GroenLinks leader defends decision to break off Dutch cabinet talks

Jesse Klaver was the big winner at the general election. Photo: Merlijn Doomernik

GroenLinks leader Jesse Klaver has defended his decision to break off talks on forming a new government for a second time, saying immigration was not the only stumbling block.

New talks between the VVD, CDA, D66 and GroenLinks broke down on Monday, with the other party leaders accusing Klaver of refusing to compromise and leaving negotiators without a clear way forward.

In an interview with the Volkskrant, Klaver said that climate change and socio-economic policy were also areas in which he saw little room for negotiation. ‘For example, early on in the talks, we discussed being more flexible about the banking bonus rules so that post-Brexit banks might come here. That is exactly what we do not want,’ he said.

‘You want to make people feel happier with their lot again and the first thing you do is give bankers more generous bonuses? We don’t want that sort of banking boys and girls.’




Climate change had not been discussed in detail, but Klaver said he did not see any signs that the Paris agreement would be reached.

Asked by the Volkskrant how anyone could be expected to form a coalition if they won’t deviate from their principles, Klaver said an agreement on returning economic migrants to Africa is doable.

‘But the other parties wanted to send everyone back and make them apply for asylum in Africa,’ he said. ‘They would not budge an inch.’

The plans were written down by chief negotiator Herman Tjeenk Willink on paper, he said. ‘But we are talking about how things work out in practice. The EU has deemed Turkey as safe country, one where refugees can be sent back… but refugee children are being forced to work. They can’t go to school as agreed. Refugees from Syria have been shot at. A country is not safe just because you say so on paper.’

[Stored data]
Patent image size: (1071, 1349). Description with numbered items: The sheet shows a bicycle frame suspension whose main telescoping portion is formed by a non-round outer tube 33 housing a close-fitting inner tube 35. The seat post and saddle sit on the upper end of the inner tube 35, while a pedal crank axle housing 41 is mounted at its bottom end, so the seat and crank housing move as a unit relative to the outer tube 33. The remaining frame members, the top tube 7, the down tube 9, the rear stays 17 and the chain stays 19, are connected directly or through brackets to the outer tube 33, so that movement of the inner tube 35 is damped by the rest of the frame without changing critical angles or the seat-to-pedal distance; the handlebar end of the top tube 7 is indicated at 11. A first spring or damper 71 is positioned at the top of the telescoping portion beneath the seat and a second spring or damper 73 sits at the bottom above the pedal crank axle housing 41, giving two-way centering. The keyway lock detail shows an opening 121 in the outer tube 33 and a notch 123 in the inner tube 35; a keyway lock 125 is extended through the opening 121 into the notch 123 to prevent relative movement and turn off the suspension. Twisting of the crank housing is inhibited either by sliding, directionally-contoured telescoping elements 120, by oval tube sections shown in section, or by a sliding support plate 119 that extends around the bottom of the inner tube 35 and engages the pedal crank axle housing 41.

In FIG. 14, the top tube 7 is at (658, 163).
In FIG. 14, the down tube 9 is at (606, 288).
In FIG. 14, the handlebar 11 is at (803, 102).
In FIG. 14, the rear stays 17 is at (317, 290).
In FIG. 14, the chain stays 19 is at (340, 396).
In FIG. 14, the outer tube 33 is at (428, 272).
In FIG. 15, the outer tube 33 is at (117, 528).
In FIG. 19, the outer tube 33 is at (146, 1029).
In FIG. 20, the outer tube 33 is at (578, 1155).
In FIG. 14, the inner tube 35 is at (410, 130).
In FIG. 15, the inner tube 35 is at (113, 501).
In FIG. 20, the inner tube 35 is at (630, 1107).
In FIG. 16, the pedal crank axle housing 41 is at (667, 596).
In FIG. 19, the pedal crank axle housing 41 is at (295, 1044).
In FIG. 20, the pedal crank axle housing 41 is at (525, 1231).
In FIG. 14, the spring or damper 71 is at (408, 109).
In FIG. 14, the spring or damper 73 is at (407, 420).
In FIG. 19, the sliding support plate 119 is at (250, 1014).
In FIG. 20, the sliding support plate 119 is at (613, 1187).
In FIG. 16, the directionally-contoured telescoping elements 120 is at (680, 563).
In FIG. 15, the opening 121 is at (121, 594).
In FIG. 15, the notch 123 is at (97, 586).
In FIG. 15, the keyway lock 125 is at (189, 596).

**Required action 1**:
Please reproduce word for word the article about the Dutch cabinet talks between "GroenLinks leader defends" and "only stumbling block.", inclusive.
**Required action 2**:
Summarize the article about the Dutch cabinet talks in two sentences.

**Answer box 1**:
GroenLinks leader defends decision to break off Dutch cabinet talks

Jesse Klaver was the big winner at the general election. Photo: Merlijn Doomernik

GroenLinks leader Jesse Klaver has defended his decision to break off talks on forming a new government for a second time, saying immigration was not the only stumbling block.

**Answer box 2**:
GroenLinks leader Jesse Klaver defended his decision to break off talks with the VVD, CDA and D66 on forming a new government, after the other party leaders accused him of refusing to compromise. He told the Volkskrant that immigration was not the only stumbling block, pointing also to climate change and socio-economic policy such as more flexible banking bonus rules, and said the other parties would not budge on sending everyone back to apply for asylum in Africa.